• _Stated task_: Every line below that holds the string "Stellas" should be copied out.

• _Entries shown_:
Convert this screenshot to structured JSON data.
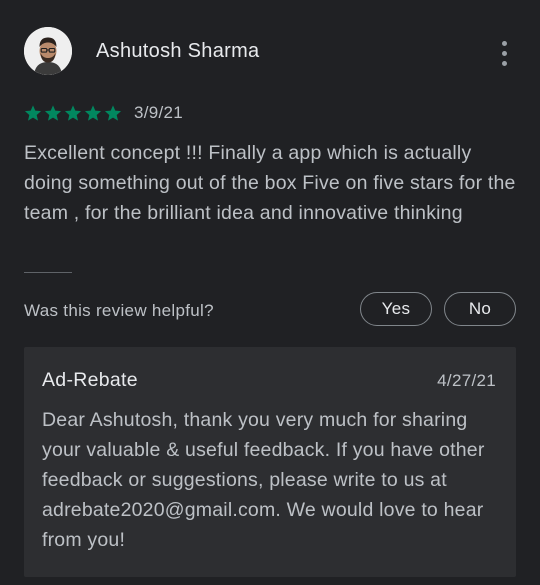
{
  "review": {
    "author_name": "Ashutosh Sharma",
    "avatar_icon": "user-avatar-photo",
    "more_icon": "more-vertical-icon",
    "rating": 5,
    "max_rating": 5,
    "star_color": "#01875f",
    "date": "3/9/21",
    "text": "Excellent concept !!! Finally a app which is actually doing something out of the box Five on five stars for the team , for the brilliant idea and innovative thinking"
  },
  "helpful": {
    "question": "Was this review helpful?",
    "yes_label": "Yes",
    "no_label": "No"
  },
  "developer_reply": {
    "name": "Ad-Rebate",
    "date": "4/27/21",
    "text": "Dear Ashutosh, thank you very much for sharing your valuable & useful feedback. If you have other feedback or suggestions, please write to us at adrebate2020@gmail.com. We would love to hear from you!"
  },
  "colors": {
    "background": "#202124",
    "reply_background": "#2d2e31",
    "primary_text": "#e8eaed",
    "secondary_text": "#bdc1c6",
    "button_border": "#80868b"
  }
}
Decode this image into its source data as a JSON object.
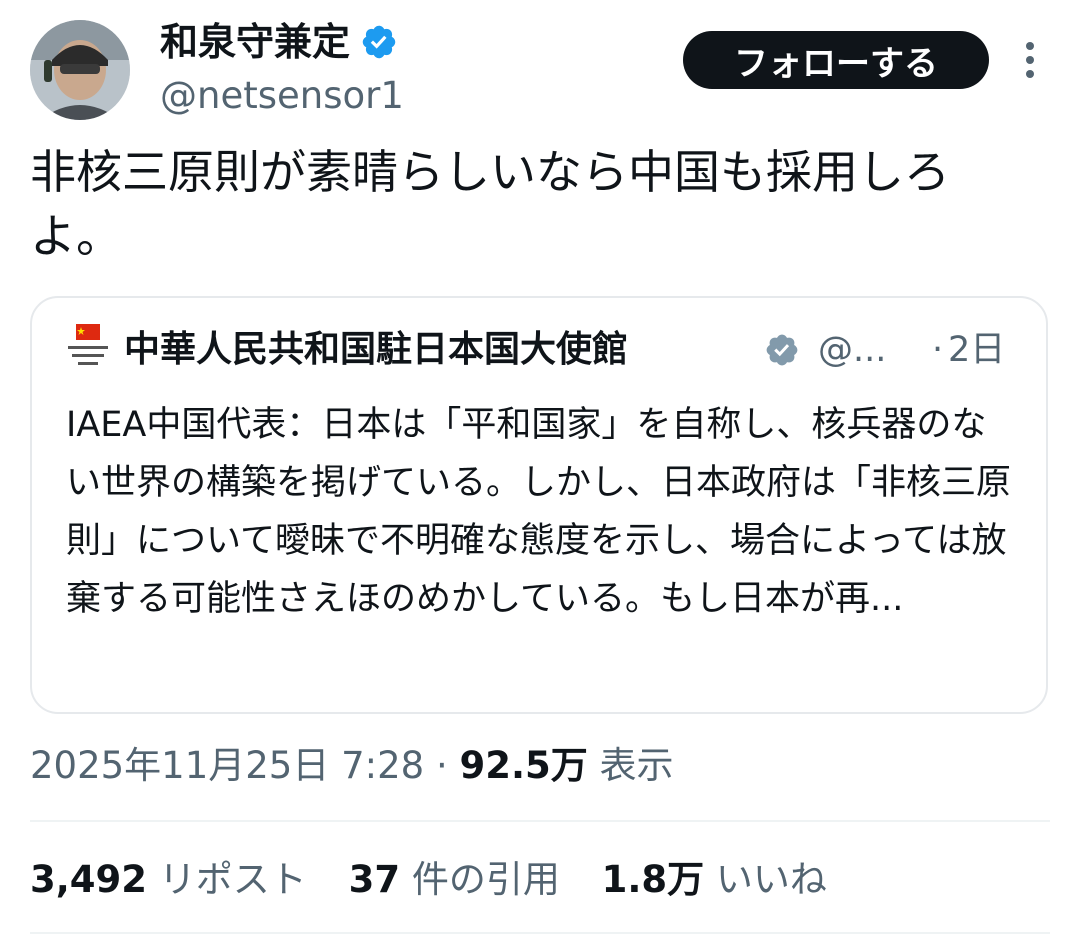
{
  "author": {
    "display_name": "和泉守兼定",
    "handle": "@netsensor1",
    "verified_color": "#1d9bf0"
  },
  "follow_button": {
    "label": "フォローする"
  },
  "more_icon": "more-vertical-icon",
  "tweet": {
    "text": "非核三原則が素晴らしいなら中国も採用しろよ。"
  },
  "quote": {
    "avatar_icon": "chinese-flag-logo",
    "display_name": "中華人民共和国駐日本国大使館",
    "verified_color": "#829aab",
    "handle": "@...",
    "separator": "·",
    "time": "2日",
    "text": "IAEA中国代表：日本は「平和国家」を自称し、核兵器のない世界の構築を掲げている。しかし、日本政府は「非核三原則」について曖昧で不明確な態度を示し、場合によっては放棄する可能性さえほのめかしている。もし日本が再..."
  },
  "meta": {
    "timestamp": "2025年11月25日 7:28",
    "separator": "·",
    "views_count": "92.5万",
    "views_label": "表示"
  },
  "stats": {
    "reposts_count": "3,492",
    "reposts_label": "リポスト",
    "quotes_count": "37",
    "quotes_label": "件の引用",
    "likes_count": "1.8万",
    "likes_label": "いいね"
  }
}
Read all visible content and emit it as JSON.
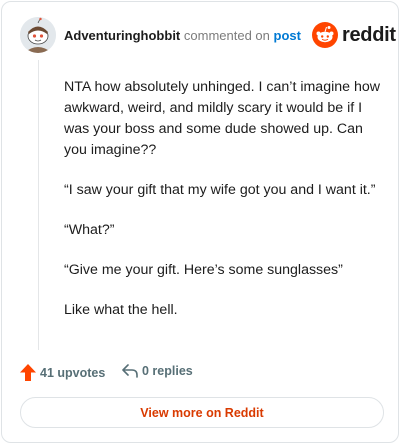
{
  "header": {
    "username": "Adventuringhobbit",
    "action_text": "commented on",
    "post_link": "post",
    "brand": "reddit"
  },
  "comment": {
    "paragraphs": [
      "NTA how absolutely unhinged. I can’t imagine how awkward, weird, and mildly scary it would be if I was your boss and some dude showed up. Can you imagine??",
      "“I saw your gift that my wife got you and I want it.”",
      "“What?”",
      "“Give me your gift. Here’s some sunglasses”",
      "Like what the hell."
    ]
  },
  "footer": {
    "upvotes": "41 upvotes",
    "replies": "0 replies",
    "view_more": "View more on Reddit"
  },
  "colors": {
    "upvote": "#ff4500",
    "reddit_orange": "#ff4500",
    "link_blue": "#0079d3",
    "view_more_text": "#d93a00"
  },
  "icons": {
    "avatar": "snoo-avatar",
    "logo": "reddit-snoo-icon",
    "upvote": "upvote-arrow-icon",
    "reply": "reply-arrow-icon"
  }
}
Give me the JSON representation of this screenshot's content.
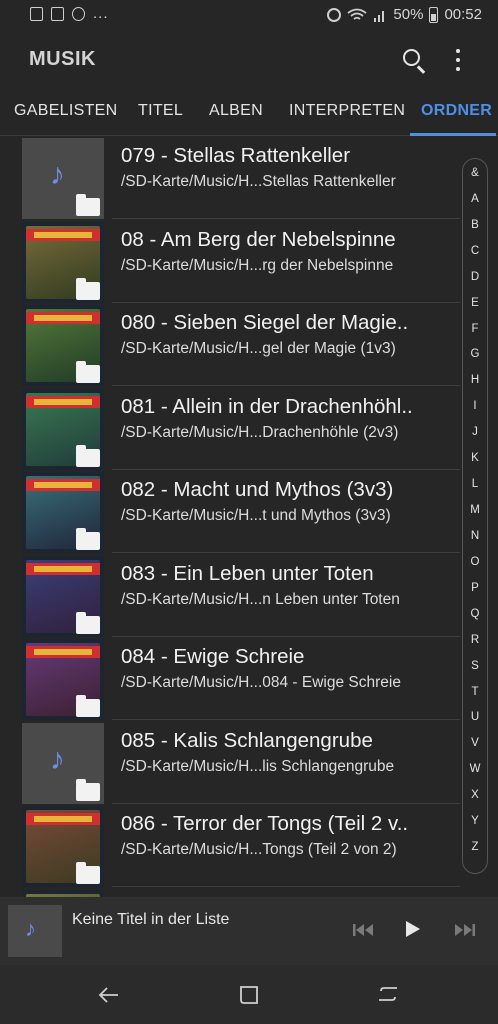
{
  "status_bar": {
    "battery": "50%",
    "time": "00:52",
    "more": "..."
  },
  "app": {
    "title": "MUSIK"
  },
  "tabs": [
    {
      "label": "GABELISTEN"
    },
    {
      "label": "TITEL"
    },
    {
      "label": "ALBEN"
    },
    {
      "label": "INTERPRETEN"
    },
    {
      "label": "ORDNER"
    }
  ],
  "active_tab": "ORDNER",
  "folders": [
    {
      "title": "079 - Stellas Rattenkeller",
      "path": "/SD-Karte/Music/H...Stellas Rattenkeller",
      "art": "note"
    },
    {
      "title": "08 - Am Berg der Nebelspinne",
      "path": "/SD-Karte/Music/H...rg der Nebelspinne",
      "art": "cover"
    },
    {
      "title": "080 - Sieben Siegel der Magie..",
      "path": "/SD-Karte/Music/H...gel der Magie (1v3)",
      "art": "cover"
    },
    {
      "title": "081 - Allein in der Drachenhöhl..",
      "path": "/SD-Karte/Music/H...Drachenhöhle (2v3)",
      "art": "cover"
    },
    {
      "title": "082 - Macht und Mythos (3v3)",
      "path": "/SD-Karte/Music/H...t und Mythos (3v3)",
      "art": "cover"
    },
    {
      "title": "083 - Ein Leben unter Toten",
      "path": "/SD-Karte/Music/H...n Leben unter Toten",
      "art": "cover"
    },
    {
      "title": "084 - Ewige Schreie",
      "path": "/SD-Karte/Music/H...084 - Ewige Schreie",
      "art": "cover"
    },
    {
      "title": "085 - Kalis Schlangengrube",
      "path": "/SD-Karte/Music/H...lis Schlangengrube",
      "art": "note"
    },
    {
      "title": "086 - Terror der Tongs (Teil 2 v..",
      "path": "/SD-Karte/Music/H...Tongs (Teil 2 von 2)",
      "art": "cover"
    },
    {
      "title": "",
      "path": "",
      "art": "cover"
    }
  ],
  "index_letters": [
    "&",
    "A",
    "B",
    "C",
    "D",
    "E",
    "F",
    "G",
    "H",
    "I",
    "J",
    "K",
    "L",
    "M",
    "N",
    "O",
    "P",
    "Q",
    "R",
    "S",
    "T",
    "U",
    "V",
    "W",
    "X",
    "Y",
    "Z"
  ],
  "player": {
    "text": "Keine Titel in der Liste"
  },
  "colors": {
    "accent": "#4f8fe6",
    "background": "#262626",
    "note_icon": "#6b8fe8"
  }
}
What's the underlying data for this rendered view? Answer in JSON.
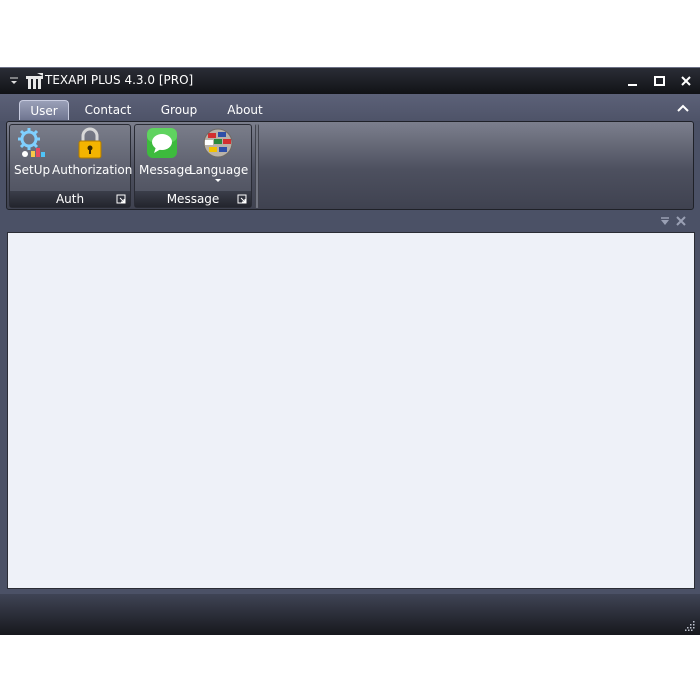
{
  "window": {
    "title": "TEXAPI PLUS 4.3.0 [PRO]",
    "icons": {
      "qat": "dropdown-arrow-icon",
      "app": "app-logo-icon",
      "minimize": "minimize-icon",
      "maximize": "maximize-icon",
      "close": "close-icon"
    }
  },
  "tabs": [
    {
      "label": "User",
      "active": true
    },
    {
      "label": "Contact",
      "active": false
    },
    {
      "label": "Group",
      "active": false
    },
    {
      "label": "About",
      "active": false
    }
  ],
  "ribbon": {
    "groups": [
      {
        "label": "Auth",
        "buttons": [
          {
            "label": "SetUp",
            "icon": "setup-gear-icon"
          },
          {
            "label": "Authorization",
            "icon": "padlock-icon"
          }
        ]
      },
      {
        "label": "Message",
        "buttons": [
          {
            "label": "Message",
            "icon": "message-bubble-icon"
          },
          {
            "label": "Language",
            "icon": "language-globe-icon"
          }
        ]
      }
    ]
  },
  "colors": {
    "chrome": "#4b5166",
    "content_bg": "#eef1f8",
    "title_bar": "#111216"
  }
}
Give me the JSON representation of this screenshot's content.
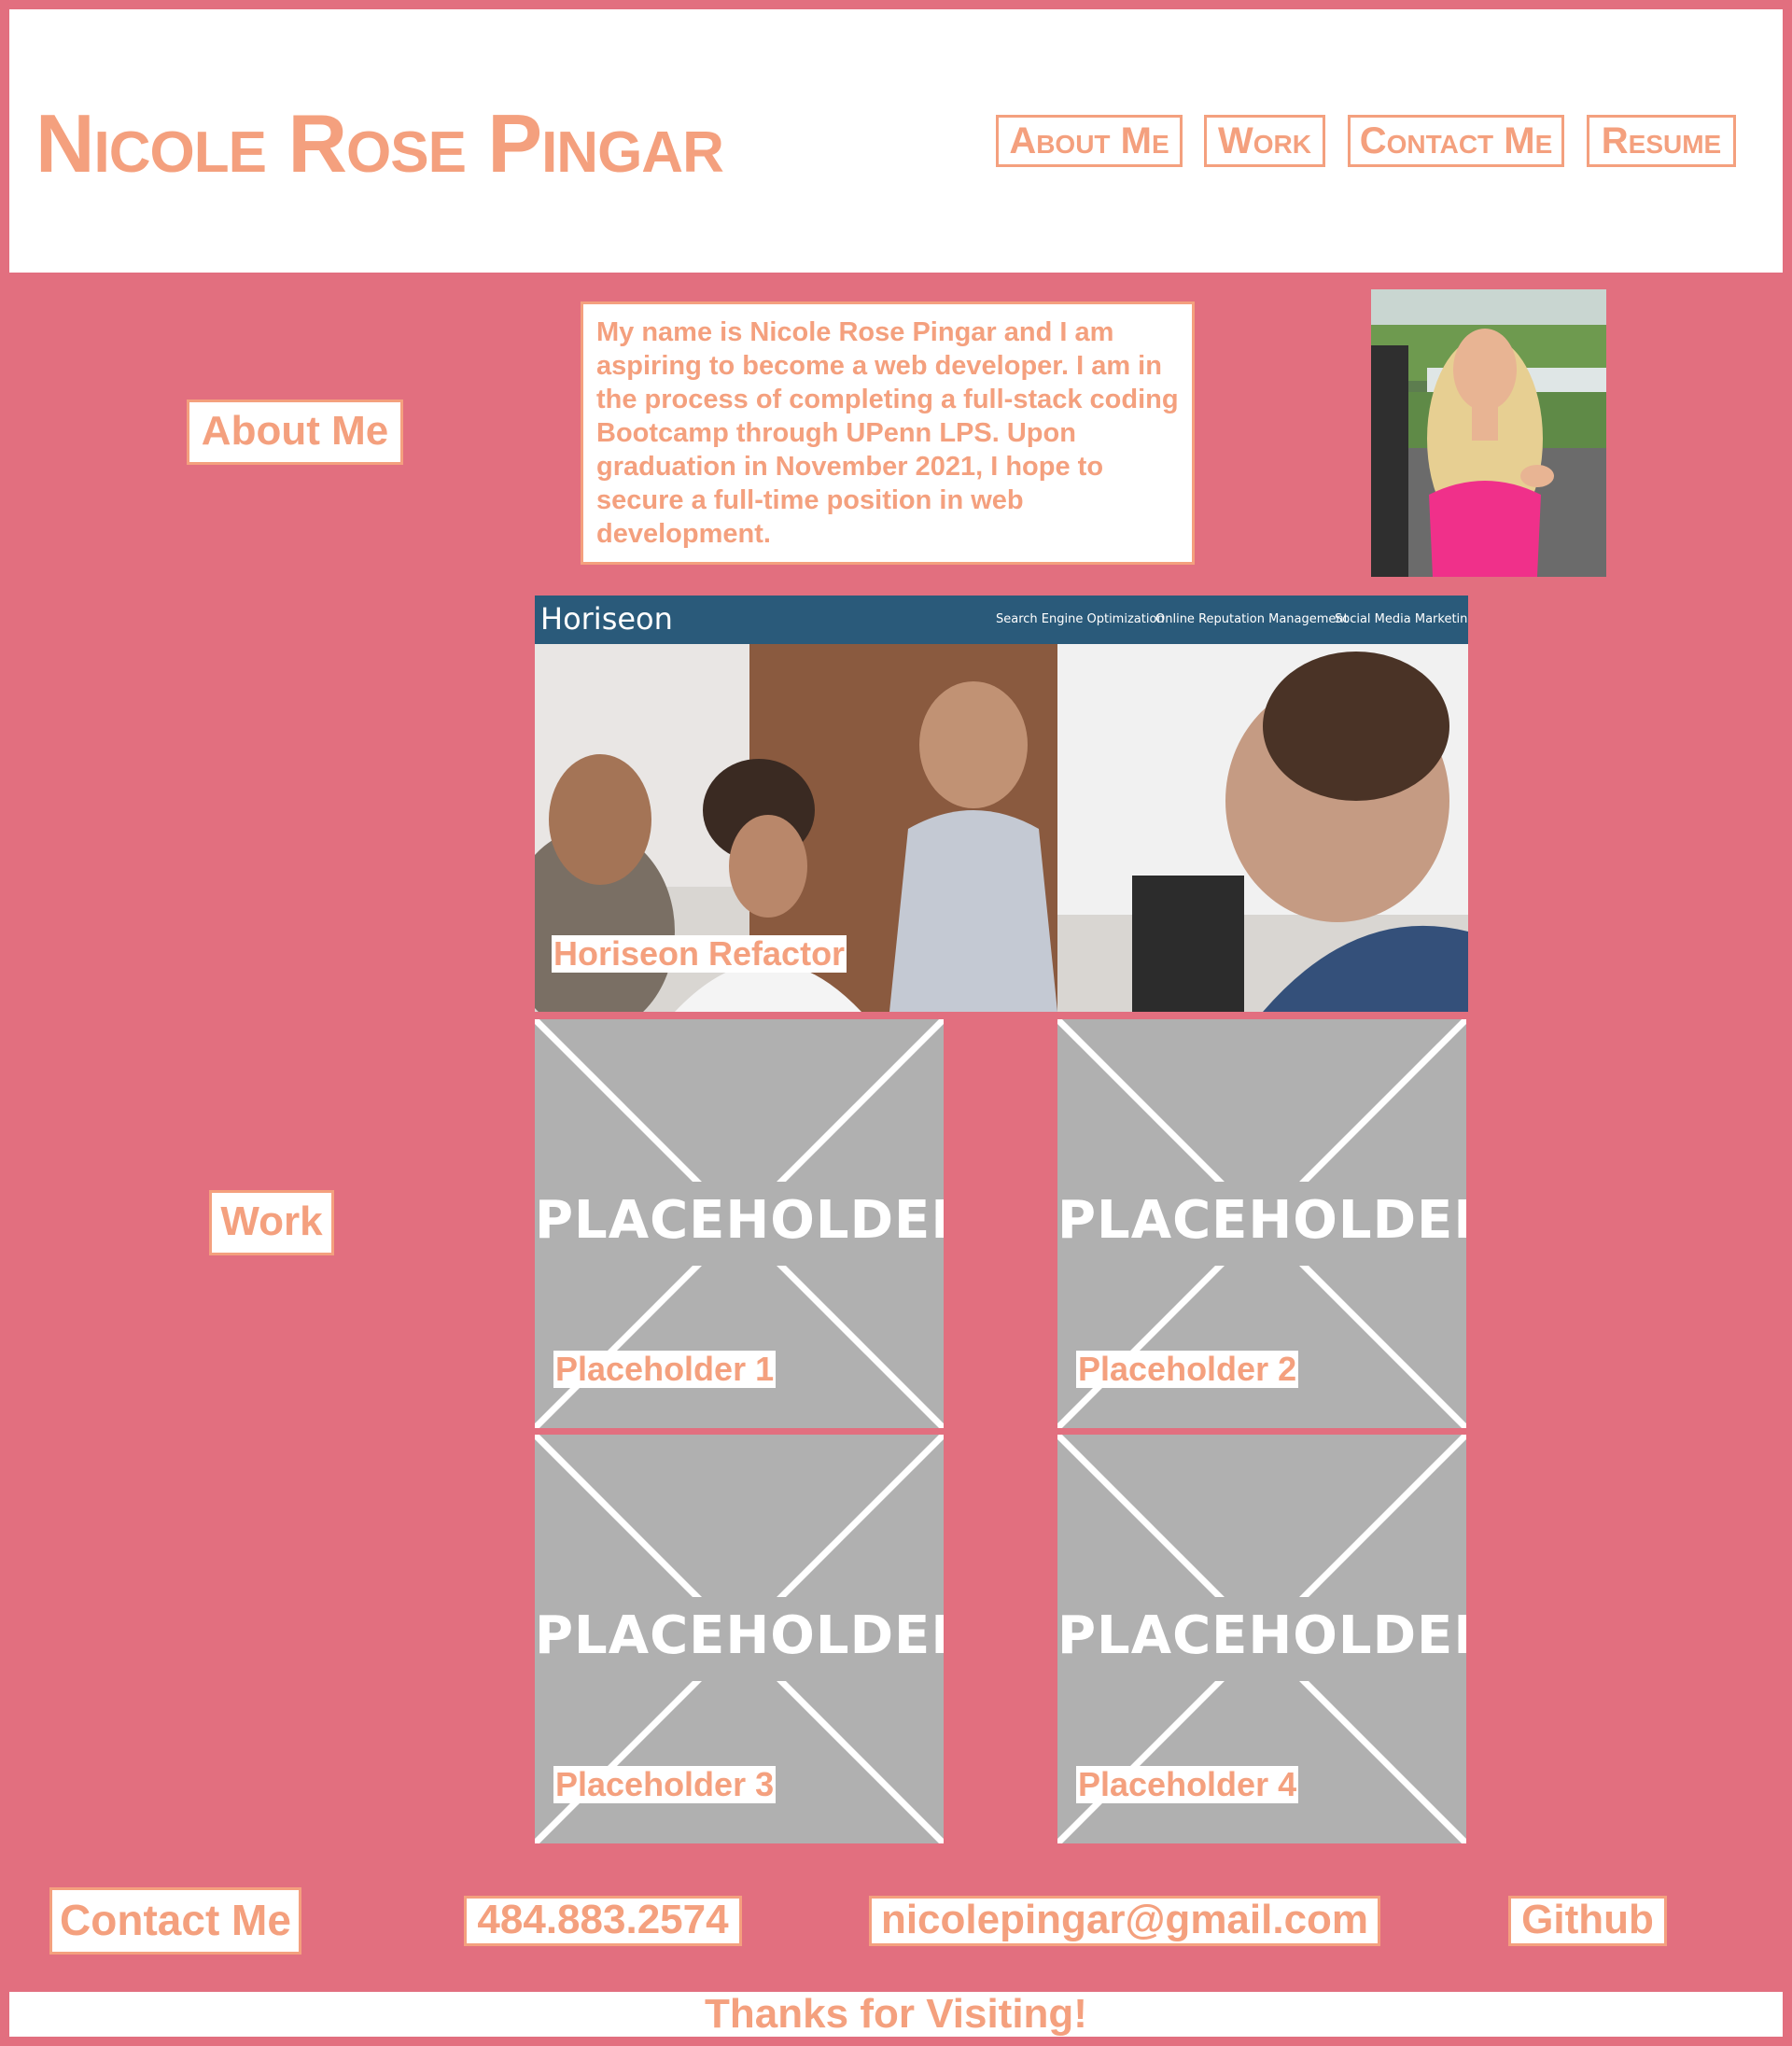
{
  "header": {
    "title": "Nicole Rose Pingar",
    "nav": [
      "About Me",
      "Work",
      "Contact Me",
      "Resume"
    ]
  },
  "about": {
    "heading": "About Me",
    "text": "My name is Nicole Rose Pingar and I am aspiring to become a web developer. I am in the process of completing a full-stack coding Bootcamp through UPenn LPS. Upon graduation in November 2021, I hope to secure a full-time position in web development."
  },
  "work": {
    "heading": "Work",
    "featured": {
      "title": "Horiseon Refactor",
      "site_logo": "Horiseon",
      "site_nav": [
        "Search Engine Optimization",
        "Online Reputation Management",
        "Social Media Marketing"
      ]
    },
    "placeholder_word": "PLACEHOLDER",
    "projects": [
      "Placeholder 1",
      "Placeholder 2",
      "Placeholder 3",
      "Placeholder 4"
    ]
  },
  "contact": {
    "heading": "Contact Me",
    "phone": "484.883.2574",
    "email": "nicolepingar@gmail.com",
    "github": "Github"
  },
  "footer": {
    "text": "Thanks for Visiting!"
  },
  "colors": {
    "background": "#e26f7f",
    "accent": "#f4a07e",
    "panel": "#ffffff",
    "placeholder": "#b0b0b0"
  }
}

• _Written response_:
      "title": "079 - Stellas Rattenkeller",
      "path": "/SD-Karte/Music/H...Stellas Rattenkeller",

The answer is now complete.